# GIVEN PROBLEM
Pick out the lines below with "name" and list them.

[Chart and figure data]
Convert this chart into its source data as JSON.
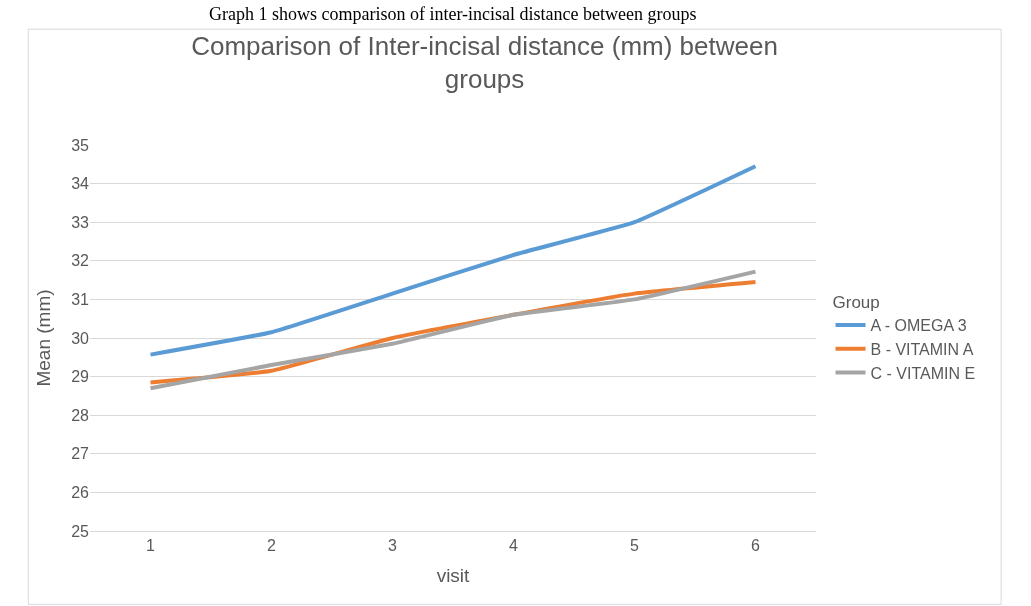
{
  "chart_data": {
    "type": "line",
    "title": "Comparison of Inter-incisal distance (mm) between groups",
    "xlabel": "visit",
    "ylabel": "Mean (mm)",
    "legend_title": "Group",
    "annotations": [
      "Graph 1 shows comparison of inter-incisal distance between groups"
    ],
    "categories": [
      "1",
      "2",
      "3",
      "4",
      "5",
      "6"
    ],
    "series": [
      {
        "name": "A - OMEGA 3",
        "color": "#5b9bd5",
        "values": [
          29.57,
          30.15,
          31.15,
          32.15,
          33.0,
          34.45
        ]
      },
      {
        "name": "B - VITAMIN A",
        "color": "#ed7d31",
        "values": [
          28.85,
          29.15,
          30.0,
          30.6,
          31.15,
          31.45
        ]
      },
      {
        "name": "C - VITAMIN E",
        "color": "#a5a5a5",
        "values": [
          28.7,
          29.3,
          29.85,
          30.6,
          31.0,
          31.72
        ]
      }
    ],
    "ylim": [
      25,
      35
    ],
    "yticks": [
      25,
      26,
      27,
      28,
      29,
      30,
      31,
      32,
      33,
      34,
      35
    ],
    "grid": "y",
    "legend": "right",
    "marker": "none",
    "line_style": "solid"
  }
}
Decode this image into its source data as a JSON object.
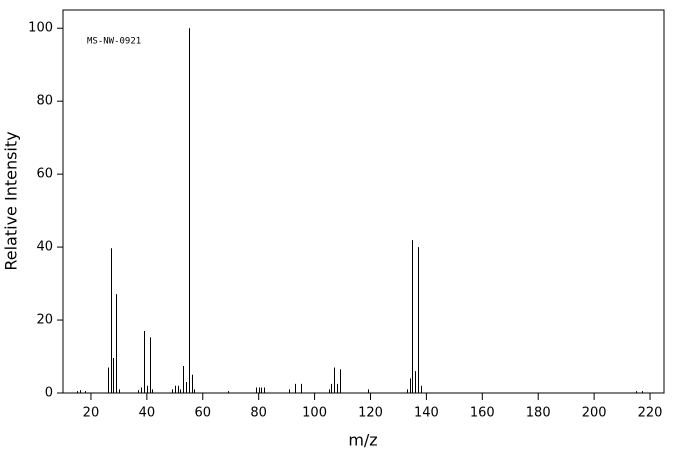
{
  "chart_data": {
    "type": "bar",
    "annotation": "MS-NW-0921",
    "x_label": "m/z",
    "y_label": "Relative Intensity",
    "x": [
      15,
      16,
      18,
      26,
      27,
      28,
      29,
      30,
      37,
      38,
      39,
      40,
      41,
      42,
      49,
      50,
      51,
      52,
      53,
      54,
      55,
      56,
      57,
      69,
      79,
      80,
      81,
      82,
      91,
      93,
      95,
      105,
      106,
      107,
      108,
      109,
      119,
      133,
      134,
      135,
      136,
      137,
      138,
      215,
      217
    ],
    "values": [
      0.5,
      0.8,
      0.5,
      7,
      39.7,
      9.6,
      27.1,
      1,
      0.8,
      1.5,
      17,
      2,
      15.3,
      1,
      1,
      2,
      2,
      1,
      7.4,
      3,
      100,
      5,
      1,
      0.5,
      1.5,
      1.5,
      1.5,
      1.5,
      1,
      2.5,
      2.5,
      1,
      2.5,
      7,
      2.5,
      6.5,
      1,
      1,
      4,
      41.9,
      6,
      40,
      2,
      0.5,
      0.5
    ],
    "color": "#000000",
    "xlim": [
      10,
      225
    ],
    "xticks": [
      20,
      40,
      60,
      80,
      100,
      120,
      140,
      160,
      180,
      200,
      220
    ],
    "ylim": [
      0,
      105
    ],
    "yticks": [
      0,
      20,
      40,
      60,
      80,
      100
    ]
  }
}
...
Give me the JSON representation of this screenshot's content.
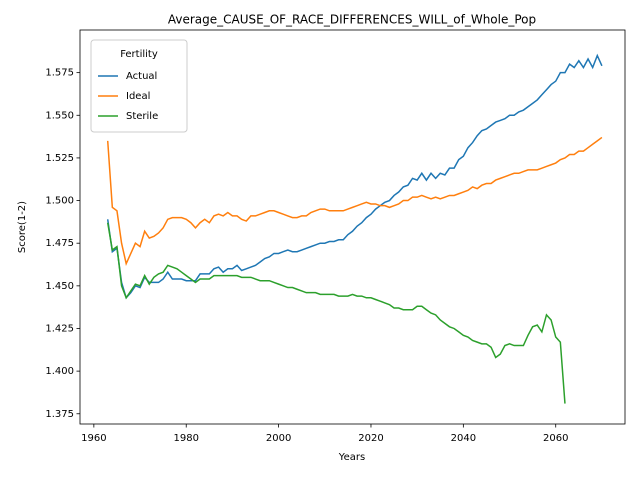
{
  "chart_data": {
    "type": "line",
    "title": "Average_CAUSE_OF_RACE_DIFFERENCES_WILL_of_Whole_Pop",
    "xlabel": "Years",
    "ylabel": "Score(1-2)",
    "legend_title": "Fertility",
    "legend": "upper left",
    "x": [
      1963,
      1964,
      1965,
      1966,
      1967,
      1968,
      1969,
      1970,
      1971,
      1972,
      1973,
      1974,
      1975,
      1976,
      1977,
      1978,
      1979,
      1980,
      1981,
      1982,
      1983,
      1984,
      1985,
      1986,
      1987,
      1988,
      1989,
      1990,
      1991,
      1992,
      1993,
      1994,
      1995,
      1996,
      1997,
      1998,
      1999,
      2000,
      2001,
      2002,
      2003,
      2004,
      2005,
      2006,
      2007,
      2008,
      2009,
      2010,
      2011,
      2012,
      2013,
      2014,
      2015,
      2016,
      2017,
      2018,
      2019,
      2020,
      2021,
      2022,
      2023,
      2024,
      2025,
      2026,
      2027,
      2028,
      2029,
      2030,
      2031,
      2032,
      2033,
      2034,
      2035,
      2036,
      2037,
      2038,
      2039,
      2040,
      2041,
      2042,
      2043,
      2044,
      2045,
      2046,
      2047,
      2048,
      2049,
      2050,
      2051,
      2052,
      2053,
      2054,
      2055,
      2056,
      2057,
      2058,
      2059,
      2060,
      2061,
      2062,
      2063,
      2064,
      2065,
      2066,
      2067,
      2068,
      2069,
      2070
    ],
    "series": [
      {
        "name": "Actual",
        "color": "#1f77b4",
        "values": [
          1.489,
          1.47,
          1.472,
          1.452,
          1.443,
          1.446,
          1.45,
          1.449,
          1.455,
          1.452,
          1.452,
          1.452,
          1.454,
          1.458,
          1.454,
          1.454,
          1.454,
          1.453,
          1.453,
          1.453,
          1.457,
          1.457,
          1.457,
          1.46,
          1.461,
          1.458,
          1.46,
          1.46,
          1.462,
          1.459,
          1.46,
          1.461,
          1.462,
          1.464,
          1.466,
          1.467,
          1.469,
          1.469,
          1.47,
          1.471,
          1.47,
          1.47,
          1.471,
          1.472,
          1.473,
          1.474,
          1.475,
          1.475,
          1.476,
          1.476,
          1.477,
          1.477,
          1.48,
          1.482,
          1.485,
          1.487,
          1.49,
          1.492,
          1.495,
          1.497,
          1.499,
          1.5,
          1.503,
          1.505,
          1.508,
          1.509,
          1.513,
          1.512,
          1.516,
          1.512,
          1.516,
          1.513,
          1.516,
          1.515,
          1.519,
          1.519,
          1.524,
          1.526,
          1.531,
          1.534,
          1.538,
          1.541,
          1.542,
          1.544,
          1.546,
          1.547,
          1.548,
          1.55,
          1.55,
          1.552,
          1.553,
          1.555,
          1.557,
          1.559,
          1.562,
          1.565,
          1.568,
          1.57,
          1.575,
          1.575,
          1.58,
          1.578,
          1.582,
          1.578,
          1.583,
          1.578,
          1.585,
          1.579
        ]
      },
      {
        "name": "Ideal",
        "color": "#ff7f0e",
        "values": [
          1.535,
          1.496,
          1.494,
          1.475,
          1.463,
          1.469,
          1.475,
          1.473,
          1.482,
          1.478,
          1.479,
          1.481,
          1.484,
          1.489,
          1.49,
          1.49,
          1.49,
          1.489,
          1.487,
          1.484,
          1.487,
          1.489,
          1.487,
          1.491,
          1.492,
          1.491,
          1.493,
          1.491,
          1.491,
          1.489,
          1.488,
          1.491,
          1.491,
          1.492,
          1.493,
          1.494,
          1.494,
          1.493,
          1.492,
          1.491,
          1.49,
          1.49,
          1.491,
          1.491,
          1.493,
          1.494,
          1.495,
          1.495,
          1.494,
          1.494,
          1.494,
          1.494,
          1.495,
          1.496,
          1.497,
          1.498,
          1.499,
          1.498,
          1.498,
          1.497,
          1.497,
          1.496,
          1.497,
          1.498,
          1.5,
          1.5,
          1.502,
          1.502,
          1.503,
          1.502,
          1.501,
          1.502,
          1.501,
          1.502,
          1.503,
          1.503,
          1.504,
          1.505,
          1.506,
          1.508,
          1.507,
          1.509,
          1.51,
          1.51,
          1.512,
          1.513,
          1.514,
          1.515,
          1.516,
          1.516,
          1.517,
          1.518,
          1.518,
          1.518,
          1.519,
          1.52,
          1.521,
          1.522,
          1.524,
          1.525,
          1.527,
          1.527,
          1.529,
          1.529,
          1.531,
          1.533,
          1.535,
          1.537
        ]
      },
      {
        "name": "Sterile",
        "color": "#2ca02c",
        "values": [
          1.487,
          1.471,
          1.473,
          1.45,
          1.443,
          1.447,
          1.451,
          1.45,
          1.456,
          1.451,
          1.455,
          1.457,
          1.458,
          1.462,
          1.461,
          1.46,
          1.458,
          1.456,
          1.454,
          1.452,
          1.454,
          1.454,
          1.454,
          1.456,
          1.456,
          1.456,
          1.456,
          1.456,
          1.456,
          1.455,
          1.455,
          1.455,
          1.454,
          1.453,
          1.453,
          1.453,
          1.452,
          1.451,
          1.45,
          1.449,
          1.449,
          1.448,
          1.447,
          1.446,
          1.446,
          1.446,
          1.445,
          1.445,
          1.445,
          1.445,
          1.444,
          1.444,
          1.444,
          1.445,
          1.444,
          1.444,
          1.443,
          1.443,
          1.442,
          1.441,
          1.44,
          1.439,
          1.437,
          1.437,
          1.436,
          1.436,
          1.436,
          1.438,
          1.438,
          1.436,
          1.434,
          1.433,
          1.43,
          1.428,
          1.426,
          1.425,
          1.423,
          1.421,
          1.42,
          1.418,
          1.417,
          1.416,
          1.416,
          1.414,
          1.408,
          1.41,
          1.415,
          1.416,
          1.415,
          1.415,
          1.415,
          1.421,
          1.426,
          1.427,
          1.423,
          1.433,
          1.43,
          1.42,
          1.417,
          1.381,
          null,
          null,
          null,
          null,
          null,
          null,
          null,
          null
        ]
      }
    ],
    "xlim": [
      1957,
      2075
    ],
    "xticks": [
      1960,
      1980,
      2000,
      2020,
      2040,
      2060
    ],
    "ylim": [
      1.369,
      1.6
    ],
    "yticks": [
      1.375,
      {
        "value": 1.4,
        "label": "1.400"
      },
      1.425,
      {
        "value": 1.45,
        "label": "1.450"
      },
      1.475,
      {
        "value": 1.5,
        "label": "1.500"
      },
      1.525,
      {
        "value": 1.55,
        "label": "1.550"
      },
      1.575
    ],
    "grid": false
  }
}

# FULL OUTPUT
        "name": "A - OMEGA 3",
        "name": "B - VITAMIN A",
        "name": "C - VITAMIN E",
        "name": "Actual",
        "name": "Ideal",
        "name": "Sterile",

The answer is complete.